Collect every line below that contains the word "життя".

── Rows

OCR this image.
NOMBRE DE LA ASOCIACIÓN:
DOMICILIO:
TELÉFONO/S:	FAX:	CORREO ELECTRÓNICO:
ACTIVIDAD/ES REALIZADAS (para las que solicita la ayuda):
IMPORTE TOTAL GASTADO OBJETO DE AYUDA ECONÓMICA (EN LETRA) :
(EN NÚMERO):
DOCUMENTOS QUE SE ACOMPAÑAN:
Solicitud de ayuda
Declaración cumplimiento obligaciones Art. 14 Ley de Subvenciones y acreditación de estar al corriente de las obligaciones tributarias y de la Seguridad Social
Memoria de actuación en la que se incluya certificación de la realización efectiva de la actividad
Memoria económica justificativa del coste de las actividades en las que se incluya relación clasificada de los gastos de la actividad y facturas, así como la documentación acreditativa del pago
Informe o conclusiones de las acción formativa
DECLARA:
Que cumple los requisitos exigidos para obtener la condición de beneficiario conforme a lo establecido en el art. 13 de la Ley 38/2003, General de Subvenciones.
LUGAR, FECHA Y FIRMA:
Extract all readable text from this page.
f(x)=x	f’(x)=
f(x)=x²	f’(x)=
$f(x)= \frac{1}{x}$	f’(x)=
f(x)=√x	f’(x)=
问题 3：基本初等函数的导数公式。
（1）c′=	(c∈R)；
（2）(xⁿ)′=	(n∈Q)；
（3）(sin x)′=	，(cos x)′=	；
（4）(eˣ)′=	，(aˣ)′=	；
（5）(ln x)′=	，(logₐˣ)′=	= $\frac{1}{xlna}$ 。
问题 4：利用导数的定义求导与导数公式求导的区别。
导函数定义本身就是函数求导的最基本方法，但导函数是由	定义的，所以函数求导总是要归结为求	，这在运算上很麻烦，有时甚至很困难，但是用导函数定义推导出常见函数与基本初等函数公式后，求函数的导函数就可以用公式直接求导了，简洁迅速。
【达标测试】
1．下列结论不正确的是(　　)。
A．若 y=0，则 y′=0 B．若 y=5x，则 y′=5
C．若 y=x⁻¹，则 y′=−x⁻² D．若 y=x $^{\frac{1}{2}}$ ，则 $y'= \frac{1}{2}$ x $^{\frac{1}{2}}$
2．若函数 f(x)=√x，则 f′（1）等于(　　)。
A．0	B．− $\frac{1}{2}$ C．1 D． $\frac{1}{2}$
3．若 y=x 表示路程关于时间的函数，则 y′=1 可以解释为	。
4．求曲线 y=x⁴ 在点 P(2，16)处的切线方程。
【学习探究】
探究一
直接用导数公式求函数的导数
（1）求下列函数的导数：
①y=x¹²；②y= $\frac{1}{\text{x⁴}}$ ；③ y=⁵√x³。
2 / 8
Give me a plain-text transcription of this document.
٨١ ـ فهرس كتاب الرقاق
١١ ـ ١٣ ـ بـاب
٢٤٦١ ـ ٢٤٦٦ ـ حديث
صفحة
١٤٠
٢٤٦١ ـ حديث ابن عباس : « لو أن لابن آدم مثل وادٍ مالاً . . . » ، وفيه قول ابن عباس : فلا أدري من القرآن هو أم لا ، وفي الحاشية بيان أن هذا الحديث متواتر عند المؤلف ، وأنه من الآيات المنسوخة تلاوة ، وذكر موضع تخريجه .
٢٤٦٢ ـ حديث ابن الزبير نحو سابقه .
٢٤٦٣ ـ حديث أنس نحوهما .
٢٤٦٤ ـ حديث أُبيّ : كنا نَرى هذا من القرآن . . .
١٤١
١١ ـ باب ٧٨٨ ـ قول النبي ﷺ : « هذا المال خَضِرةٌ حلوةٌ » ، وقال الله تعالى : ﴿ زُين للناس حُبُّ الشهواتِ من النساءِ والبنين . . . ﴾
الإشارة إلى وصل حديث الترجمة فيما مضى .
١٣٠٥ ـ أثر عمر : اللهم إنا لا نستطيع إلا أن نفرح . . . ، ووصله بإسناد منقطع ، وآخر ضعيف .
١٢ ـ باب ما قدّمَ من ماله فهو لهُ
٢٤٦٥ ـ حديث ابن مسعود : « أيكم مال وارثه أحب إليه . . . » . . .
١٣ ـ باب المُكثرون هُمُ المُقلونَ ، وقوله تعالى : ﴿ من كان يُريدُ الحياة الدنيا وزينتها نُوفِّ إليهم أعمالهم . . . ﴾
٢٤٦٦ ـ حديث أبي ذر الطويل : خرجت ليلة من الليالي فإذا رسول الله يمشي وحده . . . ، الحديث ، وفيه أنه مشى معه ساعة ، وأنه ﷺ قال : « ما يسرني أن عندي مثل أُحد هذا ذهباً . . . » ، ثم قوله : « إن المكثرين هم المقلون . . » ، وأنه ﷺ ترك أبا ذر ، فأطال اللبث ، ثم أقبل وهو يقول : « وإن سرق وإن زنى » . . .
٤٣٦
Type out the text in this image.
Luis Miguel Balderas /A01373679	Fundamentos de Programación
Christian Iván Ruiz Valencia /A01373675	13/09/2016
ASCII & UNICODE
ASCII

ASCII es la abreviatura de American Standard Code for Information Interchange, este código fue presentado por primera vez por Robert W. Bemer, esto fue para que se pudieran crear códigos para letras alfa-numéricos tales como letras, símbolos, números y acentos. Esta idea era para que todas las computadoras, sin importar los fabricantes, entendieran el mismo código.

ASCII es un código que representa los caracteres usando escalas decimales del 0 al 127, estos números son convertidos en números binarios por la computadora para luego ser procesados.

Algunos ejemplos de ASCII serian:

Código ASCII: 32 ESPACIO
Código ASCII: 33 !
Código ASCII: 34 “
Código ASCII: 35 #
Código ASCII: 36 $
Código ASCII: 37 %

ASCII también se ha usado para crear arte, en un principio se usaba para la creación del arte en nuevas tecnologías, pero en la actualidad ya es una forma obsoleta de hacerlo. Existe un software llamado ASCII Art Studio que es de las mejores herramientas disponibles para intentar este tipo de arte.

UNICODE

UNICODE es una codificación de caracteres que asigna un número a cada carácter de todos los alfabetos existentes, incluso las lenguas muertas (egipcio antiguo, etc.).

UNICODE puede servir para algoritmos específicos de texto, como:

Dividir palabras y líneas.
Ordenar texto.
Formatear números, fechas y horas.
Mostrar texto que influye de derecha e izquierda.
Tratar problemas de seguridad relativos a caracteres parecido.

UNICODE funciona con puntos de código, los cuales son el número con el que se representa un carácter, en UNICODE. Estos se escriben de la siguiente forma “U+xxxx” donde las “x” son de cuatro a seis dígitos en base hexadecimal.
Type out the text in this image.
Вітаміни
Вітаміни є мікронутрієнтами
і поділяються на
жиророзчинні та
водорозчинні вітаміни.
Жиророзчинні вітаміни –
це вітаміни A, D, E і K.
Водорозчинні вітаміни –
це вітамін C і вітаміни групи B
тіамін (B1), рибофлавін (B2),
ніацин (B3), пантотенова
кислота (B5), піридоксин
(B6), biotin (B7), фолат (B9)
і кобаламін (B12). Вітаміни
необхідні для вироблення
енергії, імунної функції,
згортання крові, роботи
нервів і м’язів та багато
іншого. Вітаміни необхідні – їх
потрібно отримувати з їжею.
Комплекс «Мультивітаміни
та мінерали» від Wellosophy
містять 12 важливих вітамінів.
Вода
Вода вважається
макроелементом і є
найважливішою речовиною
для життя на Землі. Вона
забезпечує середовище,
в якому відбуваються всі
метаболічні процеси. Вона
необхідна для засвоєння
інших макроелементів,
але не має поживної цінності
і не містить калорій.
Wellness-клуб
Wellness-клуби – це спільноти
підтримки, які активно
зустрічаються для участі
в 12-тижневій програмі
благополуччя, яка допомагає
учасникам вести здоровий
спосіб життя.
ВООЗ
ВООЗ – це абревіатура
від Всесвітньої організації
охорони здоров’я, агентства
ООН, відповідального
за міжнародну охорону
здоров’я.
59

────

Problem solution:
для життя на Землі. Вона
спосіб життя.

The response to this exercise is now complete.